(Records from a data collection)
----

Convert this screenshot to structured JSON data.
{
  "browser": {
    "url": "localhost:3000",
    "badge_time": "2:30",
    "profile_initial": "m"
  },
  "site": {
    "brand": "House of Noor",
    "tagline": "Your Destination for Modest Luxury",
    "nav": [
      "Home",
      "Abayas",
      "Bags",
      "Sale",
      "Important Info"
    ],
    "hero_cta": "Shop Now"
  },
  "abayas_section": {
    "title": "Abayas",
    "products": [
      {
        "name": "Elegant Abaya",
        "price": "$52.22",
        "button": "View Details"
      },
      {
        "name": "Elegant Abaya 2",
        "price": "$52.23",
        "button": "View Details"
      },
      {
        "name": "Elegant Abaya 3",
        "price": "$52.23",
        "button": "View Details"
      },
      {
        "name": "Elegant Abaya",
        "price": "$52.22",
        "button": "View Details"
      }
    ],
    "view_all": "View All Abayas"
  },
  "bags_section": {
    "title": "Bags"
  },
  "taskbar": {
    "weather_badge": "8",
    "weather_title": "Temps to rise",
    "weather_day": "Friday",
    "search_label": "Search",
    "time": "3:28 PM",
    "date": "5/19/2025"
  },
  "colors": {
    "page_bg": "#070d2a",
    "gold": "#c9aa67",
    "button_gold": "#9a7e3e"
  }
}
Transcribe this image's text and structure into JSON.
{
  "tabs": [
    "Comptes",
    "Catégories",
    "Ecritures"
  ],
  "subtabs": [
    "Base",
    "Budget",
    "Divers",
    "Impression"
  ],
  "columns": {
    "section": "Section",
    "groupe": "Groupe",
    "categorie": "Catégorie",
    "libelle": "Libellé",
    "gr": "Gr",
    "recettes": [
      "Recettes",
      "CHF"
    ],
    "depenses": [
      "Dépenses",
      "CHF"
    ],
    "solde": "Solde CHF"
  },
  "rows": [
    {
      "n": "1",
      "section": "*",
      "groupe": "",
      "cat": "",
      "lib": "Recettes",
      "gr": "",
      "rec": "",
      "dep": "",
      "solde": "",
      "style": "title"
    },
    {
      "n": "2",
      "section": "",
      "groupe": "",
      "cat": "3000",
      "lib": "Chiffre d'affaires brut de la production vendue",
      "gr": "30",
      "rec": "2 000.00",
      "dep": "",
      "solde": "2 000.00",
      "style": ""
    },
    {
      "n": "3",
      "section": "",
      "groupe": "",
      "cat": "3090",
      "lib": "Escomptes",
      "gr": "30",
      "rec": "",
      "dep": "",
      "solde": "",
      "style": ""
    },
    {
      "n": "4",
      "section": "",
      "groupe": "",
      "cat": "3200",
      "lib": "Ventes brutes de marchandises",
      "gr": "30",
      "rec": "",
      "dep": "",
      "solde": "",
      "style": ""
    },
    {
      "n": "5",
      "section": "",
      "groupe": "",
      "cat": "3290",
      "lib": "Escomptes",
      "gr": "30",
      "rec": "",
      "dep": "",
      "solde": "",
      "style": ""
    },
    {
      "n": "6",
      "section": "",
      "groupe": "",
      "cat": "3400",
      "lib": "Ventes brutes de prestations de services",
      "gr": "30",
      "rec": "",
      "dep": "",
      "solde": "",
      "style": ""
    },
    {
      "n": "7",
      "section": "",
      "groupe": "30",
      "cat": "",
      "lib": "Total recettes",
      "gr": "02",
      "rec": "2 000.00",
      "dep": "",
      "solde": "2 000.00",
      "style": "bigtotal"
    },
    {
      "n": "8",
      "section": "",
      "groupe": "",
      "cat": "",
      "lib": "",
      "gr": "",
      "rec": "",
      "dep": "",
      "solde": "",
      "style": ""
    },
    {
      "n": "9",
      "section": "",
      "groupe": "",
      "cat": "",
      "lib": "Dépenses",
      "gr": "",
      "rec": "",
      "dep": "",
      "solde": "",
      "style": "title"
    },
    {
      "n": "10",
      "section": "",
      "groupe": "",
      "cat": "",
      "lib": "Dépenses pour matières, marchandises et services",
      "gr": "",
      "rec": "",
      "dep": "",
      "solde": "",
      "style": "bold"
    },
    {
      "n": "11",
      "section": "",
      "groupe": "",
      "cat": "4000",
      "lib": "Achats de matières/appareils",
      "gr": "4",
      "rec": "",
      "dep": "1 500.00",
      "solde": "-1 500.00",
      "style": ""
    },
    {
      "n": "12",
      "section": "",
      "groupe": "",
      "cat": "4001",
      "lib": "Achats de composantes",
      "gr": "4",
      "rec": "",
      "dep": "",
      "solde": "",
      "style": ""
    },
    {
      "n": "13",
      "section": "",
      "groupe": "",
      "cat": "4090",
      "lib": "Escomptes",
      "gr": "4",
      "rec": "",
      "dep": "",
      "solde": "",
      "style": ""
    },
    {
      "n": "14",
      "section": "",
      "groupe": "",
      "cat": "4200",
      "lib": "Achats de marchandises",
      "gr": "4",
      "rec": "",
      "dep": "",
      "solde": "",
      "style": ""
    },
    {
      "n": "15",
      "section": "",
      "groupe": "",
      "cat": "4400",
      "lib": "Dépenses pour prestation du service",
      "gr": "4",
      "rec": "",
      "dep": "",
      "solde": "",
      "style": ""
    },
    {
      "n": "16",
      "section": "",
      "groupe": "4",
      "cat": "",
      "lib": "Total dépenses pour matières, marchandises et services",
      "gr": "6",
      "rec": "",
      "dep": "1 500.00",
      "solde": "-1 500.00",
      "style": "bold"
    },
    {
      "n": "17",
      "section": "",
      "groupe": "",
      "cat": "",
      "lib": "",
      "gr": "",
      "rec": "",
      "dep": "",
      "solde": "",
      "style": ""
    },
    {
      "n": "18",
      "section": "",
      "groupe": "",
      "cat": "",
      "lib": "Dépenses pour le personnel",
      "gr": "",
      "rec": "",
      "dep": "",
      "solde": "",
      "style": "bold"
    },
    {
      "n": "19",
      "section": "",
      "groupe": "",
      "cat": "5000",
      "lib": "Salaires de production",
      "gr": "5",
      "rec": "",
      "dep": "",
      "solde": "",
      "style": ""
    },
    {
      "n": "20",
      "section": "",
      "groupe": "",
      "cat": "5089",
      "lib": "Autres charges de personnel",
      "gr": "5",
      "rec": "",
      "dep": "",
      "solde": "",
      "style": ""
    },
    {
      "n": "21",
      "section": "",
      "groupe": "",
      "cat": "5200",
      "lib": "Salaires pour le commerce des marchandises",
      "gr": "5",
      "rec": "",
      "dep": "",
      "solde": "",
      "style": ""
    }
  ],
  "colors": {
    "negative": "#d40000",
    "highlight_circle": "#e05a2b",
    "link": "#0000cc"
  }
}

----

Pull out every line of the records above that contains the word "Ventes".

## Answer to the task
      "lib": "Ventes brutes de marchandises",
      "lib": "Ventes brutes de prestations de services",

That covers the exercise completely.